> WHAT TO PRODUCE:
Your task is to copy each line that has the word "because".

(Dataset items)

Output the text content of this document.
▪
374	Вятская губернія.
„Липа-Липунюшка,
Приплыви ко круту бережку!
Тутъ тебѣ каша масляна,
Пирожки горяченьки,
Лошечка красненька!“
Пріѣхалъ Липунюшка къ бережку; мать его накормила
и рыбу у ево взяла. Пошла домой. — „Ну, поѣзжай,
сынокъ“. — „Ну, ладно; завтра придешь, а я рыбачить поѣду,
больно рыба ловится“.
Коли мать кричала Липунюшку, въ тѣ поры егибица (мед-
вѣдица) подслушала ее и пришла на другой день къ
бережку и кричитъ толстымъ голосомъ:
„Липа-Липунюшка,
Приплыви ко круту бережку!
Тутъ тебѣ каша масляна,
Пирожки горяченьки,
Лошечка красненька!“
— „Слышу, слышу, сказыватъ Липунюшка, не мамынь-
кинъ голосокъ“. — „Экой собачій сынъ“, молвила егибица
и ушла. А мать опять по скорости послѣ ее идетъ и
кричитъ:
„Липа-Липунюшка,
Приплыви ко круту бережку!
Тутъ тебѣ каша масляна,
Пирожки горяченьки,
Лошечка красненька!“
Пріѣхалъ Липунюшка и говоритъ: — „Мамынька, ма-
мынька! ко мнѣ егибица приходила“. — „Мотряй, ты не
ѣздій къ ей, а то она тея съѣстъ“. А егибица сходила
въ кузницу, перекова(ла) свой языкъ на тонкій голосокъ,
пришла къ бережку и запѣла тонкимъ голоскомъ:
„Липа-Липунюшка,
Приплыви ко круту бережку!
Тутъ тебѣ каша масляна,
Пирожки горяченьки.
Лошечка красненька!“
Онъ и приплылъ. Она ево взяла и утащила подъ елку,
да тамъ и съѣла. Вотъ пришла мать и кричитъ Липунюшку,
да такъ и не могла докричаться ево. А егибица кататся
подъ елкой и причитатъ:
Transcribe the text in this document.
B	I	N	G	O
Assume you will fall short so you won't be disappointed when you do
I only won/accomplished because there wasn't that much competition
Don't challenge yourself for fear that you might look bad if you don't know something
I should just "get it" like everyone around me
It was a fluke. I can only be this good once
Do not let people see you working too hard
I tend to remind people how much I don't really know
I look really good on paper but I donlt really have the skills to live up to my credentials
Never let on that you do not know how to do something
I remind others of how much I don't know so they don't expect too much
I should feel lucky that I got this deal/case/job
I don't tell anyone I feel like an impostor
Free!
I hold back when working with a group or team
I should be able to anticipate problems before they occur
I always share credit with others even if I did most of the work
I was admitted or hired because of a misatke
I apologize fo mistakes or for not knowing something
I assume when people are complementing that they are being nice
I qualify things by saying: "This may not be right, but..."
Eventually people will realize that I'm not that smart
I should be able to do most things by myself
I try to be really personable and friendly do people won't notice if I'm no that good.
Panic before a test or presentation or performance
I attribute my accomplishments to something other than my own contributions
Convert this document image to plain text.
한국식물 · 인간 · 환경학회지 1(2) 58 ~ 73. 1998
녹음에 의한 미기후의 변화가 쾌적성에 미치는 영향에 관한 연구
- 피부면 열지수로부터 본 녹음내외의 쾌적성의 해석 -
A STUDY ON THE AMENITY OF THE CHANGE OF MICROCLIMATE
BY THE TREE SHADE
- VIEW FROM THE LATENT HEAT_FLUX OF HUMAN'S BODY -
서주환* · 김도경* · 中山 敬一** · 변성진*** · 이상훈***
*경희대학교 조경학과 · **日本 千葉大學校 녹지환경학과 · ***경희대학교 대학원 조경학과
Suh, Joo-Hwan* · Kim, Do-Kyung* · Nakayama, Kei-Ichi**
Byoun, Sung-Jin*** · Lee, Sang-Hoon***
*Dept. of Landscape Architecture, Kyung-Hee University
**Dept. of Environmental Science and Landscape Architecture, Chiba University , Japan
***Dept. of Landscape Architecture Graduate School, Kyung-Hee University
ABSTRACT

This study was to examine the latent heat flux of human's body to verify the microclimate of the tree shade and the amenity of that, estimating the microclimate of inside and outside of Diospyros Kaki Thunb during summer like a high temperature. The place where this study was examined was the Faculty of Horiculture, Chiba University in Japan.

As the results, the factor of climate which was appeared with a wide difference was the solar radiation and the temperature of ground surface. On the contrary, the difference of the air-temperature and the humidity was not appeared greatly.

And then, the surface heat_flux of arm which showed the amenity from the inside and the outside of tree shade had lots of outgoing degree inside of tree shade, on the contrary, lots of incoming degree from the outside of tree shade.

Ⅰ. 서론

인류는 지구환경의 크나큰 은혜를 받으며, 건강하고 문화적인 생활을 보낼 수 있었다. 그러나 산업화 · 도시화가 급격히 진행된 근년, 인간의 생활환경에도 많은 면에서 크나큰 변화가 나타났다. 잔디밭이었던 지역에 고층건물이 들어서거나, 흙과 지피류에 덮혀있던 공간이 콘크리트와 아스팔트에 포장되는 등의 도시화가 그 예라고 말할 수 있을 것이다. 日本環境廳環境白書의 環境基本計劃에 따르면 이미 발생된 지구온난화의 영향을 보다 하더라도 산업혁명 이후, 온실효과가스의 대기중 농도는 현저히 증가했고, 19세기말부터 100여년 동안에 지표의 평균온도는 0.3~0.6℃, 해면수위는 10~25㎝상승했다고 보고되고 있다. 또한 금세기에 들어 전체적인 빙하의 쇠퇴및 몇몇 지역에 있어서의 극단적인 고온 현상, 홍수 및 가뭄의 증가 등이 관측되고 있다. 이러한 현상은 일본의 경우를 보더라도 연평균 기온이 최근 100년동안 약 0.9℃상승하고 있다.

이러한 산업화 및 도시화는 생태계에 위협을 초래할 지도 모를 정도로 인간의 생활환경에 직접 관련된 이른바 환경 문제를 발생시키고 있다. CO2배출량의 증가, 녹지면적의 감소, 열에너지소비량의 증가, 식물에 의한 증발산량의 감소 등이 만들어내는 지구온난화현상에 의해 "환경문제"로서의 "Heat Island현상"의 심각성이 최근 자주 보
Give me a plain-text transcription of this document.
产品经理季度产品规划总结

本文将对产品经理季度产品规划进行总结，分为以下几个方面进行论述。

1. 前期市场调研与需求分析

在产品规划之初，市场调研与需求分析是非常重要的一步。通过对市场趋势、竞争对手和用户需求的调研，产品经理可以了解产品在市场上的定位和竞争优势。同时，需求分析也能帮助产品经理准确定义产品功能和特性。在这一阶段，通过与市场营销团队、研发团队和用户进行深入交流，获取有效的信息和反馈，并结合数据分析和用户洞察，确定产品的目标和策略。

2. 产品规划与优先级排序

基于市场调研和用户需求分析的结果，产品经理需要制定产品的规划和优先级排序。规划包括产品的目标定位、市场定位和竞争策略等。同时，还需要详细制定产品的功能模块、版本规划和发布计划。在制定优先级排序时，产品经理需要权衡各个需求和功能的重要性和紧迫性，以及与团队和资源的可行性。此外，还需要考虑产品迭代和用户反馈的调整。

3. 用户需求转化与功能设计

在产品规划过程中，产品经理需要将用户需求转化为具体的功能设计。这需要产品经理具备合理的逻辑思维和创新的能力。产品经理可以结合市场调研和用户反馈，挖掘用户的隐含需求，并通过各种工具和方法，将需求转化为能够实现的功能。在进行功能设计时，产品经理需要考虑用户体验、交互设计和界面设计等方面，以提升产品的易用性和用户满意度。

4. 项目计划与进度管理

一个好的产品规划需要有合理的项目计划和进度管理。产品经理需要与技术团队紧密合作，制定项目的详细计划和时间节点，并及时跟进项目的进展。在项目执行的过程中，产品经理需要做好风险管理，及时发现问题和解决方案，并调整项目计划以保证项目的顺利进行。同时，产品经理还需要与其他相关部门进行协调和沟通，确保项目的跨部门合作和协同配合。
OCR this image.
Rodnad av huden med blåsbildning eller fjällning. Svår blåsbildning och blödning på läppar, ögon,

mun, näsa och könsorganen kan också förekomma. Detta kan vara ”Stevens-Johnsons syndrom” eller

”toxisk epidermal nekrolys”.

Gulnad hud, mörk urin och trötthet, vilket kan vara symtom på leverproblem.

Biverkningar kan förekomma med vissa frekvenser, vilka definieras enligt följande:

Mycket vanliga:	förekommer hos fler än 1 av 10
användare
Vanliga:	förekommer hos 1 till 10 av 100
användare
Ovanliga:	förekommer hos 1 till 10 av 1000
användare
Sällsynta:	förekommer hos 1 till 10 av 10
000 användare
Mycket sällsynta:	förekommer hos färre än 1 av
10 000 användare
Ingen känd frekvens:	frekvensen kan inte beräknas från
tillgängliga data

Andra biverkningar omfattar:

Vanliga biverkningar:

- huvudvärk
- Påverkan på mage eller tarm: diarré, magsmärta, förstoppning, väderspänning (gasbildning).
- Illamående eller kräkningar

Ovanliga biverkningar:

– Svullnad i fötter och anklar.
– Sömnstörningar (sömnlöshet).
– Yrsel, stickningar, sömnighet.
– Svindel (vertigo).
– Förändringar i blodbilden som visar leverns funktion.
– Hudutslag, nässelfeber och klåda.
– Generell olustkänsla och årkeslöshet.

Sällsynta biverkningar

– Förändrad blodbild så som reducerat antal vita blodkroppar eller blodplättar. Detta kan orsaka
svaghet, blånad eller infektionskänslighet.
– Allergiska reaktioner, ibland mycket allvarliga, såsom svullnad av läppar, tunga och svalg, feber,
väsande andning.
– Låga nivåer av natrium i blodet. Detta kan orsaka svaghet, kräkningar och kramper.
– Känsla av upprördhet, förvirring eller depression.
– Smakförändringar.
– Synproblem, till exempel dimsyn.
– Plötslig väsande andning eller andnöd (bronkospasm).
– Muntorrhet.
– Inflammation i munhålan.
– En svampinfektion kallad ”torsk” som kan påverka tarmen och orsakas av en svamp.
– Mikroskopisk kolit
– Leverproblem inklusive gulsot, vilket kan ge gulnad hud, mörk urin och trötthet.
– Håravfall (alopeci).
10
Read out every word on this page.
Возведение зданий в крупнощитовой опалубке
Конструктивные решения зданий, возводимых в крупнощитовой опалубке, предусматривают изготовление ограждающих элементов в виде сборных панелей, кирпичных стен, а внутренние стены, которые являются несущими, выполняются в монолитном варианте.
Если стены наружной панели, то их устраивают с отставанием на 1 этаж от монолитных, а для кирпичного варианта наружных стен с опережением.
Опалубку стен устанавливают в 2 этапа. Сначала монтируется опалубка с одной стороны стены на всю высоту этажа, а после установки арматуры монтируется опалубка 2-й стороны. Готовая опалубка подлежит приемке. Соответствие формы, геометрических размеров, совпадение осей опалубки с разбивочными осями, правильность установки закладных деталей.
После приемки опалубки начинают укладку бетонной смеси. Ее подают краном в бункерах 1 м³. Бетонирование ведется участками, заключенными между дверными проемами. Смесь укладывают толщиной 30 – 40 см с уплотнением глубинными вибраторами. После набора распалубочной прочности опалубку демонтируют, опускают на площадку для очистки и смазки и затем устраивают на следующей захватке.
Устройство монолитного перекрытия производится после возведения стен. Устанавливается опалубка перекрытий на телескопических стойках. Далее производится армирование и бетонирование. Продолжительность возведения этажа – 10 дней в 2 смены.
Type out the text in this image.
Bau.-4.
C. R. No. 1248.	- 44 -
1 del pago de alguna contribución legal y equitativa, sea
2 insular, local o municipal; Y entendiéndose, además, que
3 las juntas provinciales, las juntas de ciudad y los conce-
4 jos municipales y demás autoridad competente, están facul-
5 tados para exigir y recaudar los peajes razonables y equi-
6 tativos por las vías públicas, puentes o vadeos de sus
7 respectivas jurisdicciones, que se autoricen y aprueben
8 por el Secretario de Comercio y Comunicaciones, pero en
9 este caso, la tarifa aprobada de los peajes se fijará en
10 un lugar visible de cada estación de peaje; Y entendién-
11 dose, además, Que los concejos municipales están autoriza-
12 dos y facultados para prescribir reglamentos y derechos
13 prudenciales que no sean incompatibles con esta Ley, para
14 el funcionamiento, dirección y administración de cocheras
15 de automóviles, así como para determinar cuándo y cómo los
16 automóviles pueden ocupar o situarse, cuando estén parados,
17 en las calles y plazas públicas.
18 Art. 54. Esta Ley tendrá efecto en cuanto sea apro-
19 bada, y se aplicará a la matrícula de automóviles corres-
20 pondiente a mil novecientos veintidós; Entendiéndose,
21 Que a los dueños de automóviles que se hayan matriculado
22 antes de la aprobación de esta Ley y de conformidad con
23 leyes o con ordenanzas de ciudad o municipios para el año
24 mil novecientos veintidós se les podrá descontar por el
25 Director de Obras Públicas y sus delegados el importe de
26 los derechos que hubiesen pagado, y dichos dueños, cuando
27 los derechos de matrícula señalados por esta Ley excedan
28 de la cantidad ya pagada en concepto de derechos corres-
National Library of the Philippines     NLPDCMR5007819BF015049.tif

> CORRECT OUTPUT:
I only won/accomplished because there wasn't that much competition
I was admitted or hired because of a misatke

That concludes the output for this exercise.